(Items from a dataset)
━━━━
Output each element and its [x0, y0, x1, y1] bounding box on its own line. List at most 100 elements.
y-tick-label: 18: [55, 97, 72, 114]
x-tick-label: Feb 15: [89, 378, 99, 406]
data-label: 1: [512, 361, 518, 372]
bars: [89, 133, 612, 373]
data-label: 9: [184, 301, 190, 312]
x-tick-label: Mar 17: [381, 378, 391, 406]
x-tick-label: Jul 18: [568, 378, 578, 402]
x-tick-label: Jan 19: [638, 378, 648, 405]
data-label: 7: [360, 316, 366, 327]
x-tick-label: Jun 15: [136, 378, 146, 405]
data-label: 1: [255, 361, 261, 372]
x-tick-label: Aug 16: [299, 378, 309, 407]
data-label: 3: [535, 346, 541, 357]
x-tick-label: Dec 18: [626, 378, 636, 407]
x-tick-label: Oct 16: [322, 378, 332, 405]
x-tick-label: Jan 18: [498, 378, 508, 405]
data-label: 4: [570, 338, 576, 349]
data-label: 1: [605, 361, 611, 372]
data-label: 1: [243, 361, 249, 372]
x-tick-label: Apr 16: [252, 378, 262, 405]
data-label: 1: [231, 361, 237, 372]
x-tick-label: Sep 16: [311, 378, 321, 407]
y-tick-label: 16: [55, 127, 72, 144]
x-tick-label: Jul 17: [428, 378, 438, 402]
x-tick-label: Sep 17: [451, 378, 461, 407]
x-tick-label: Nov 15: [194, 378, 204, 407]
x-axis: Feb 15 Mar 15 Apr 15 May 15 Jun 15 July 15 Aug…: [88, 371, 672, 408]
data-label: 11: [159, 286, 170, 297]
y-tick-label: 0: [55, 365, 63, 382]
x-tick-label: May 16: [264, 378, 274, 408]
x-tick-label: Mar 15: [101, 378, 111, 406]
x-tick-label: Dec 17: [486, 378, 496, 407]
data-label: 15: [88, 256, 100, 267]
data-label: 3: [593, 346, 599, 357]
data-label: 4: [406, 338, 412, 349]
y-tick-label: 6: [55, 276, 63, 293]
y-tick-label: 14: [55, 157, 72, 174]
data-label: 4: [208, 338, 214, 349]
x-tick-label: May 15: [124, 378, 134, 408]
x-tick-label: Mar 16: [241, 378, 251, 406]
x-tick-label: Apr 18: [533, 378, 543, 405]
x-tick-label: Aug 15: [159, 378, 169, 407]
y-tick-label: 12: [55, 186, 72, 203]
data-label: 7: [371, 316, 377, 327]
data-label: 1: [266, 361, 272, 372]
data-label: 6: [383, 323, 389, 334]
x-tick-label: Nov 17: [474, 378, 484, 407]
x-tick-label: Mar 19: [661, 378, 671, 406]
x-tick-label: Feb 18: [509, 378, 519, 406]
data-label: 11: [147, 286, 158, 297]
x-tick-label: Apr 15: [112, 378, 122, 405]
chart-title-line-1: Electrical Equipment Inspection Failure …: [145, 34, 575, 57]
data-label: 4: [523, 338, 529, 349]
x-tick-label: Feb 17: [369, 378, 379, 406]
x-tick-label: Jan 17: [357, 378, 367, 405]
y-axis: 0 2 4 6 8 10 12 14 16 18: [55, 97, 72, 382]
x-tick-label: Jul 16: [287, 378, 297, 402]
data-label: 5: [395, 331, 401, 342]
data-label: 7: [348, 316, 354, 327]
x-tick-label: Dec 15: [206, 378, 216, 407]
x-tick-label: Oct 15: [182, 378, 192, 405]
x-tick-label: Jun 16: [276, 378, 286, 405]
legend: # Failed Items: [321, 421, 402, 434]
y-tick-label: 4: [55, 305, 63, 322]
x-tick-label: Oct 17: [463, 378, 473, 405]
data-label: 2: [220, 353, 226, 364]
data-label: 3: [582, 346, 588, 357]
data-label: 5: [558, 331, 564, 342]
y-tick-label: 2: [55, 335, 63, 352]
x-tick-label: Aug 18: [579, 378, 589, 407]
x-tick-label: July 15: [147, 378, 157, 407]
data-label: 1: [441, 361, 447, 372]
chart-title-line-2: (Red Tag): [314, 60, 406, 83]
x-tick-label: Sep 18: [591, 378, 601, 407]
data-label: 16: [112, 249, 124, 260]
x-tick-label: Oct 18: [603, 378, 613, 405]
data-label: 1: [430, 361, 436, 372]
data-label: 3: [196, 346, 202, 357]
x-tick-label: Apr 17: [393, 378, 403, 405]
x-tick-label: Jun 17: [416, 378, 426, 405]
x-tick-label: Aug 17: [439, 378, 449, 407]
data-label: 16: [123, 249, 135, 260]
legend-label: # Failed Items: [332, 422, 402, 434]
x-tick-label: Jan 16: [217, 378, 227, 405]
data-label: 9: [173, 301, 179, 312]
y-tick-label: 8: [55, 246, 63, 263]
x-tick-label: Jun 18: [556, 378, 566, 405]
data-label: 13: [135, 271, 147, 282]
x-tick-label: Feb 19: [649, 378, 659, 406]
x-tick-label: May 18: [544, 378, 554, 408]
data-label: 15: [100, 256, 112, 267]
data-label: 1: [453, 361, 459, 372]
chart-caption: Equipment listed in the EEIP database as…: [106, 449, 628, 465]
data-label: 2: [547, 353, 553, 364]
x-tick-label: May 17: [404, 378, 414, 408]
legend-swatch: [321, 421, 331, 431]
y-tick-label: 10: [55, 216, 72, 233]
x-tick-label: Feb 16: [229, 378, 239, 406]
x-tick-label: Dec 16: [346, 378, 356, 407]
━━━━
Exercise aim — Rewrite the lines as a JSON list of strings with one string per line and no blank lines, starting at the first line and ending at the line that contains "data-label: 4: [406, 338, 412, 349]".

Answer to the exercise —
[
  "Output each element and its [x0, y0, x1, y1] bounding box on its own line. List at most 100 elements.",
  "y-tick-label: 18: [55, 97, 72, 114]",
  "x-tick-label: Feb 15: [89, 378, 99, 406]",
  "data-label: 1: [512, 361, 518, 372]",
  "bars: [89, 133, 612, 373]",
  "data-label: 9: [184, 301, 190, 312]",
  "x-tick-label: Mar 17: [381, 378, 391, 406]",
  "x-tick-label: Jul 18: [568, 378, 578, 402]",
  "x-tick-label: Jan 19: [638, 378, 648, 405]",
  "data-label: 7: [360, 316, 366, 327]",
  "x-tick-label: Jun 15: [136, 378, 146, 405]",
  "data-label: 1: [255, 361, 261, 372]",
  "x-tick-label: Aug 16: [299, 378, 309, 407]",
  "data-label: 3: [535, 346, 541, 357]",
  "x-tick-label: Dec 18: [626, 378, 636, 407]",
  "x-tick-label: Oct 16: [322, 378, 332, 405]",
  "x-tick-label: Jan 18: [498, 378, 508, 405]",
  "data-label: 4: [570, 338, 576, 349]",
  "data-label: 1: [605, 361, 611, 372]",
  "data-label: 1: [243, 361, 249, 372]",
  "x-tick-label: Apr 16: [252, 378, 262, 405]",
  "data-label: 1: [231, 361, 237, 372]",
  "x-tick-label: Sep 16: [311, 378, 321, 407]",
  "y-tick-label: 16: [55, 127, 72, 144]",
  "x-tick-label: Jul 17: [428, 378, 438, 402]",
  "x-tick-label: Sep 17: [451, 378, 461, 407]",
  "x-tick-label: Nov 15: [194, 378, 204, 407]",
  "x-axis: Feb 15 Mar 15 Apr 15 May 15 Jun 15 July 15 Aug…: [88, 371, 672, 408]",
  "data-label: 11: [159, 286, 170, 297]",
  "y-tick-label: 0: [55, 365, 63, 382]",
  "x-tick-label: May 16: [264, 378, 274, 408]",
  "x-tick-label: Mar 15: [101, 378, 111, 406]",
  "x-tick-label: Dec 17: [486, 378, 496, 407]",
  "data-label: 15: [88, 256, 100, 267]",
  "data-label: 3: [593, 346, 599, 357]",
  "data-label: 4: [406, 338, 412, 349]"
]